### PROBLEM DETAILS:
Please rewrite the records, from the first line through the line with "- ssl-days-remaining: 248", as a Markdown table with the columns Row and Line text, numbering each row and omitting blank lines.

### ROWS:
— START —
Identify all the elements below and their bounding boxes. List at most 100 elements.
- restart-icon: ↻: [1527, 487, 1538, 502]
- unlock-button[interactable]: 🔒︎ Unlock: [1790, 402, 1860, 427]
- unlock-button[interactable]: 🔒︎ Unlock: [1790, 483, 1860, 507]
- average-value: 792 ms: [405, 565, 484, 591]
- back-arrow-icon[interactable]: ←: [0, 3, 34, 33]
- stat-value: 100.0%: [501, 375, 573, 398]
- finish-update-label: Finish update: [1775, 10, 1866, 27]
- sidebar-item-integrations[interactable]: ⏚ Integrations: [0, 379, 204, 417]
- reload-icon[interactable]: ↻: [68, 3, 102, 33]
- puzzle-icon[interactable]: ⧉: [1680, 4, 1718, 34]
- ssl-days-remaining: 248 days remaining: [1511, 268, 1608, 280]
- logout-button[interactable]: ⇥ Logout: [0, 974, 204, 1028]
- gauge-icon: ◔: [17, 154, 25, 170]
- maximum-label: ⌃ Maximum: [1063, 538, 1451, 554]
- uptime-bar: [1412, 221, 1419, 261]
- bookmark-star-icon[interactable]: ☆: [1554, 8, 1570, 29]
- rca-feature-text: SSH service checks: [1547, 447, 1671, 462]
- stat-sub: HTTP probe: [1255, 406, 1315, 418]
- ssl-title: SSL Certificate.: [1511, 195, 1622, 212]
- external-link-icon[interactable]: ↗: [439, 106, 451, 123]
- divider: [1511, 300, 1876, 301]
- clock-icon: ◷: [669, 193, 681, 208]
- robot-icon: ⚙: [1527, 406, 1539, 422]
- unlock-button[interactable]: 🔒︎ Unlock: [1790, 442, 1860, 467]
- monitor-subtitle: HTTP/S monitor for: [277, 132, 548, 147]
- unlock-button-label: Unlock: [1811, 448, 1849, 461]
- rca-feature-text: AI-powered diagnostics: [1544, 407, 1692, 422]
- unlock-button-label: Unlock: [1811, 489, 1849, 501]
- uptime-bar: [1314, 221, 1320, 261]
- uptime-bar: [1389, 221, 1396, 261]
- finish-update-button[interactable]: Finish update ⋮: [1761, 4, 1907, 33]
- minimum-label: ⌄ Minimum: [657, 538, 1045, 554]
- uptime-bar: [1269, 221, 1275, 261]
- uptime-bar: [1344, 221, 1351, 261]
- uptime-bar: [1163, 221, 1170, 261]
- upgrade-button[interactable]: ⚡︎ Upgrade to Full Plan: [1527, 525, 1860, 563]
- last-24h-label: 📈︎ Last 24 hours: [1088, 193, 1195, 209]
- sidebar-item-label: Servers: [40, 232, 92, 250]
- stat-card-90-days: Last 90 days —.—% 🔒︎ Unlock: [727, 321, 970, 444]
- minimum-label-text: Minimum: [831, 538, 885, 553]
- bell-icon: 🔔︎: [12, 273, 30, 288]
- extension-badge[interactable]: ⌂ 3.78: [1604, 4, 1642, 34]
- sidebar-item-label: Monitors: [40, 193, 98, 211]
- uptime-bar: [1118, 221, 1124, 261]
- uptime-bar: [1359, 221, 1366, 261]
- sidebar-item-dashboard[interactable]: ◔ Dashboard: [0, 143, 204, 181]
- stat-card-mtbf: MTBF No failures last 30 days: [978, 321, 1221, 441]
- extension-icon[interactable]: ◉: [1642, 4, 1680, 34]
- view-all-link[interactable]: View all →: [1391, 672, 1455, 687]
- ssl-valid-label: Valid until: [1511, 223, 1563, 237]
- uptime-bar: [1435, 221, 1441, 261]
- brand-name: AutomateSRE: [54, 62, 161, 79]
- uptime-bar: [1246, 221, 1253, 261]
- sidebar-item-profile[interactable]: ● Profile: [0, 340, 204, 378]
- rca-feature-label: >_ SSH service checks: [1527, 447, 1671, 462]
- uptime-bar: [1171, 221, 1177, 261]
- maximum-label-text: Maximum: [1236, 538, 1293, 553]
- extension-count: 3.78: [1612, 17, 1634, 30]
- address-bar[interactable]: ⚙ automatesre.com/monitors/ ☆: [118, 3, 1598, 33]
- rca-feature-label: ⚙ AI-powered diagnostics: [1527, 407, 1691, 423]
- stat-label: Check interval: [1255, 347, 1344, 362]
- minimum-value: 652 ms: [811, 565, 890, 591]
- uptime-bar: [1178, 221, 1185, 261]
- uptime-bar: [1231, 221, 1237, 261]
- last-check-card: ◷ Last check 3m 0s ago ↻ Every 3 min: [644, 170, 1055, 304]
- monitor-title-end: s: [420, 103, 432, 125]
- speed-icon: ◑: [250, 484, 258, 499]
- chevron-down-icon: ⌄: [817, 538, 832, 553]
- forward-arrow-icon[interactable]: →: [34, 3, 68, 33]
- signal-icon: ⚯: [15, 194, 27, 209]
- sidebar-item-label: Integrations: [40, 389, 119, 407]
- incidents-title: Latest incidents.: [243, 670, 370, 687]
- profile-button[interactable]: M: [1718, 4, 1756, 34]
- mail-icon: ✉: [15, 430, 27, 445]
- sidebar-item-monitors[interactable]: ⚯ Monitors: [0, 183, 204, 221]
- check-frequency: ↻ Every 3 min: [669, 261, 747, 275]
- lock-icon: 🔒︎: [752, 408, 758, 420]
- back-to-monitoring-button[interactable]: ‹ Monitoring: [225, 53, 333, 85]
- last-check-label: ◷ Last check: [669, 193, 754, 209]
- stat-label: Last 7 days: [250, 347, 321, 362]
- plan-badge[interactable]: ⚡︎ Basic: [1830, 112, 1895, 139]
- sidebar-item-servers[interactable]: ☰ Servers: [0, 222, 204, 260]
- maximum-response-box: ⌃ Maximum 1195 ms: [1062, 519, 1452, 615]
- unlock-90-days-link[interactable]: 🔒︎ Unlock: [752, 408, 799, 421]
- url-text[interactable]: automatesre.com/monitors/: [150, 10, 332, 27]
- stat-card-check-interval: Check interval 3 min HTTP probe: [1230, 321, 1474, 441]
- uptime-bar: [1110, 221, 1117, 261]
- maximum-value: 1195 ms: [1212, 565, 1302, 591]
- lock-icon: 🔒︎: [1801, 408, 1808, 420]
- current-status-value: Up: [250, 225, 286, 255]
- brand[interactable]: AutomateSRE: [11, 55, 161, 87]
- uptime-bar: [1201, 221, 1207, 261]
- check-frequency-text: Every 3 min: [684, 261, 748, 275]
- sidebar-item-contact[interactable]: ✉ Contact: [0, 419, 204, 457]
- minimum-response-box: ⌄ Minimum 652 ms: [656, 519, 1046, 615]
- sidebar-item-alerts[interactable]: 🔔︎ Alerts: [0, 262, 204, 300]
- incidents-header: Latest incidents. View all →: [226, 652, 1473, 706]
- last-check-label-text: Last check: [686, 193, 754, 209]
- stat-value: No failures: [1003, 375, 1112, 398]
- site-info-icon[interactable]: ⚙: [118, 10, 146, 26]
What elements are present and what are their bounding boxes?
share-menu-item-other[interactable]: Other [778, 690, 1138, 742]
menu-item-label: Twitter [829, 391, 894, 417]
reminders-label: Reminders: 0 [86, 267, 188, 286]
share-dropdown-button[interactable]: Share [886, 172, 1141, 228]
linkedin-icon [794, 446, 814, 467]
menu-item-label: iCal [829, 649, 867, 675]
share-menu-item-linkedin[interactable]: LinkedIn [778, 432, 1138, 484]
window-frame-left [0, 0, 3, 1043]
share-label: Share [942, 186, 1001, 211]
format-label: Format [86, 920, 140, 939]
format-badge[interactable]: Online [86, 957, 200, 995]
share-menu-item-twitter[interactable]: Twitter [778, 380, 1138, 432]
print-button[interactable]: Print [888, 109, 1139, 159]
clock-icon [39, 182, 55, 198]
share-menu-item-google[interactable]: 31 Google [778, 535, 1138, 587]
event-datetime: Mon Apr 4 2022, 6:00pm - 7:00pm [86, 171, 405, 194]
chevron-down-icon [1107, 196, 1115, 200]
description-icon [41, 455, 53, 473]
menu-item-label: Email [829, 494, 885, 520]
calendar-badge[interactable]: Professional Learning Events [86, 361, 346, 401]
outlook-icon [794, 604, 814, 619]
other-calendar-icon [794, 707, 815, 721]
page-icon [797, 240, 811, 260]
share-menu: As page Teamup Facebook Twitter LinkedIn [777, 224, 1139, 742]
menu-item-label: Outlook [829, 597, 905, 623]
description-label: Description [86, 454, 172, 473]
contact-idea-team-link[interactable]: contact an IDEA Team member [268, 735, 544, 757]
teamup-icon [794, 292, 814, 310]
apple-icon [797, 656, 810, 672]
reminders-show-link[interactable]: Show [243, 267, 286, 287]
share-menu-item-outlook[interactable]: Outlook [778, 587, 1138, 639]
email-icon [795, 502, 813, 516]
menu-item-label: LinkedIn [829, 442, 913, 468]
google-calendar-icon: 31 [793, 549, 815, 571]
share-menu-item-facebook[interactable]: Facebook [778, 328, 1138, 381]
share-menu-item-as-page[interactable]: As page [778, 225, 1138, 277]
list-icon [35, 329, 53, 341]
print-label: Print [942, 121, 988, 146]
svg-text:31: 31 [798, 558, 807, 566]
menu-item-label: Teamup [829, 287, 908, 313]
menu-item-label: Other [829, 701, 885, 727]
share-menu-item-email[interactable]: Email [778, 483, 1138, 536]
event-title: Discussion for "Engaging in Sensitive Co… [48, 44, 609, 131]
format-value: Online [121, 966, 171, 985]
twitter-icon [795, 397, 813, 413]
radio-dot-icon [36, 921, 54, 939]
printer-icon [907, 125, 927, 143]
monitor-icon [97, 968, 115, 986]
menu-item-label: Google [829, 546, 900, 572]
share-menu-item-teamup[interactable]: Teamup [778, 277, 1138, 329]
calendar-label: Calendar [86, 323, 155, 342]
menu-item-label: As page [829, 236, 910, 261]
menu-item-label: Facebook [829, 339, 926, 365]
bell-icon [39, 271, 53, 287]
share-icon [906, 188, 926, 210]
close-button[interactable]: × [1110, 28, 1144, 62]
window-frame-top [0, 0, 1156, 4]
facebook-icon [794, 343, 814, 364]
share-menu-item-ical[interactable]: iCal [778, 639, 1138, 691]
— END —
### REPLY:
| Row | Line text |
|---|---|
| 1 | Identify all the elements below and their bounding boxes. List at most 100 elements. |
| 2 | - restart-icon: ↻: [1527, 487, 1538, 502] |
| 3 | - unlock-button[interactable]: 🔒︎ Unlock: [1790, 402, 1860, 427] |
| 4 | - unlock-button[interactable]: 🔒︎ Unlock: [1790, 483, 1860, 507] |
| 5 | - average-value: 792 ms: [405, 565, 484, 591] |
| 6 | - back-arrow-icon[interactable]: ←: [0, 3, 34, 33] |
| 7 | - stat-value: 100.0%: [501, 375, 573, 398] |
| 8 | - finish-update-label: Finish update: [1775, 10, 1866, 27] |
| 9 | - sidebar-item-integrations[interactable]: ⏚ Integrations: [0, 379, 204, 417] |
| 10 | - reload-icon[interactable]: ↻: [68, 3, 102, 33] |
| 11 | - puzzle-icon[interactable]: ⧉: [1680, 4, 1718, 34] |
| 12 | - ssl-days-remaining: 248 days remaining: [1511, 268, 1608, 280] |